■ Instruction ■
Can you write out the whole listing exactly?

■ Source records ■
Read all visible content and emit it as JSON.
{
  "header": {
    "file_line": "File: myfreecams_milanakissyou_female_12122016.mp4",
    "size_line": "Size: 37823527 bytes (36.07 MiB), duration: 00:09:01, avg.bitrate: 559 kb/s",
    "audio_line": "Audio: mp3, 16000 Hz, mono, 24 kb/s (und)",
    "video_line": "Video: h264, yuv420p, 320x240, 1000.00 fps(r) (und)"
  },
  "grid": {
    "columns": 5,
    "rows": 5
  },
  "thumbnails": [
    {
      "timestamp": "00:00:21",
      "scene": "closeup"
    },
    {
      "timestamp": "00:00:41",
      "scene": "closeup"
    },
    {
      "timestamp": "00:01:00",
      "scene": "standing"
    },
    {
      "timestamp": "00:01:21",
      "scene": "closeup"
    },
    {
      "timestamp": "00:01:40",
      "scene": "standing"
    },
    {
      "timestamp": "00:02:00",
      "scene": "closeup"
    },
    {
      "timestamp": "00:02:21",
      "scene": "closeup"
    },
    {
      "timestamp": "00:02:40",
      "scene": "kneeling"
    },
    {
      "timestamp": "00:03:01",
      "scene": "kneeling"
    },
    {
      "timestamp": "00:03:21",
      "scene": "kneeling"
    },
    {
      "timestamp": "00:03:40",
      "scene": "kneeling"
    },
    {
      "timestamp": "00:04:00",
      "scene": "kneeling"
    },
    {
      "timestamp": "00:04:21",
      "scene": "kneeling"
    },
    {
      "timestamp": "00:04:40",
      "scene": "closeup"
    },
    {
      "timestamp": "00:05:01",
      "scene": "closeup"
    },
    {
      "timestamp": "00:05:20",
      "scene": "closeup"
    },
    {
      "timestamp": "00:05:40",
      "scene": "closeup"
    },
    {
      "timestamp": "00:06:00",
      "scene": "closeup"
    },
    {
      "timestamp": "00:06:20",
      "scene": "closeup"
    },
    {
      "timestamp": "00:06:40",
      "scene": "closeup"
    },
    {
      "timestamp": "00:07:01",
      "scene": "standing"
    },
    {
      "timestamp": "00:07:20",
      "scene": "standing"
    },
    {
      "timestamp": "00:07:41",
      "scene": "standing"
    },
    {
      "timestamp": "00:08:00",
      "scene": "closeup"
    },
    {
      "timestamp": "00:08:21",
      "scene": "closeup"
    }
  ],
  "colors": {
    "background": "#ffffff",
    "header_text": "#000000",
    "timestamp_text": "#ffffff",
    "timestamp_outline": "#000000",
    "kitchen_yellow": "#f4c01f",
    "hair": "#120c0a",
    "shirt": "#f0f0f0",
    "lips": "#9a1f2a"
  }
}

■ Worked solution ■
Read all visible content and emit it as JSON.
{
  "header": {
    "file_line": "File: myfreecams_milanakissyou_female_12122016.mp4",
    "size_line": "Size: 37823527 bytes (36.07 MiB), duration: 00:09:01, avg.bitrate: 559 kb/s",
    "audio_line": "Audio: mp3, 16000 Hz, mono, 24 kb/s (und)",
    "video_line": "Video: h264, yuv420p, 320x240, 1000.00 fps(r) (und)"
  },
  "grid": {
    "columns": 5,
    "rows": 5
  },
  "thumbnails": [
    {
      "timestamp": "00:00:21",
      "scene": "closeup"
    },
    {
      "timestamp": "00:00:41",
      "scene": "closeup"
    },
    {
      "timestamp": "00:01:00",
      "scene": "standing"
    },
    {
      "timestamp": "00:01:21",
      "scene": "closeup"
    },
    {
      "timestamp": "00:01:40",
      "scene": "standing"
    },
    {
      "timestamp": "00:02:00",
      "scene": "closeup"
    },
    {
      "timestamp": "00:02:21",
      "scene": "closeup"
    },
    {
      "timestamp": "00:02:40",
      "scene": "kneeling"
    },
    {
      "timestamp": "00:03:01",
      "scene": "kneeling"
    },
    {
      "timestamp": "00:03:21",
      "scene": "kneeling"
    },
    {
      "timestamp": "00:03:40",
      "scene": "kneeling"
    },
    {
      "timestamp": "00:04:00",
      "scene": "kneeling"
    },
    {
      "timestamp": "00:04:21",
      "scene": "kneeling"
    },
    {
      "timestamp": "00:04:40",
      "scene": "closeup"
    },
    {
      "timestamp": "00:05:01",
      "scene": "closeup"
    },
    {
      "timestamp": "00:05:20",
      "scene": "closeup"
    },
    {
      "timestamp": "00:05:40",
      "scene": "closeup"
    },
    {
      "timestamp": "00:06:00",
      "scene": "closeup"
    },
    {
      "timestamp": "00:06:20",
      "scene": "closeup"
    },
    {
      "timestamp": "00:06:40",
      "scene": "closeup"
    },
    {
      "timestamp": "00:07:01",
      "scene": "standing"
    },
    {
      "timestamp": "00:07:20",
      "scene": "standing"
    },
    {
      "timestamp": "00:07:41",
      "scene": "standing"
    },
    {
      "timestamp": "00:08:00",
      "scene": "closeup"
    },
    {
      "timestamp": "00:08:21",
      "scene": "closeup"
    }
  ],
  "colors": {
    "background": "#ffffff",
    "header_text": "#000000",
    "timestamp_text": "#ffffff",
    "timestamp_outline": "#000000",
    "kitchen_yellow": "#f4c01f",
    "hair": "#120c0a",
    "shirt": "#f0f0f0",
    "lips": "#9a1f2a"
  }
}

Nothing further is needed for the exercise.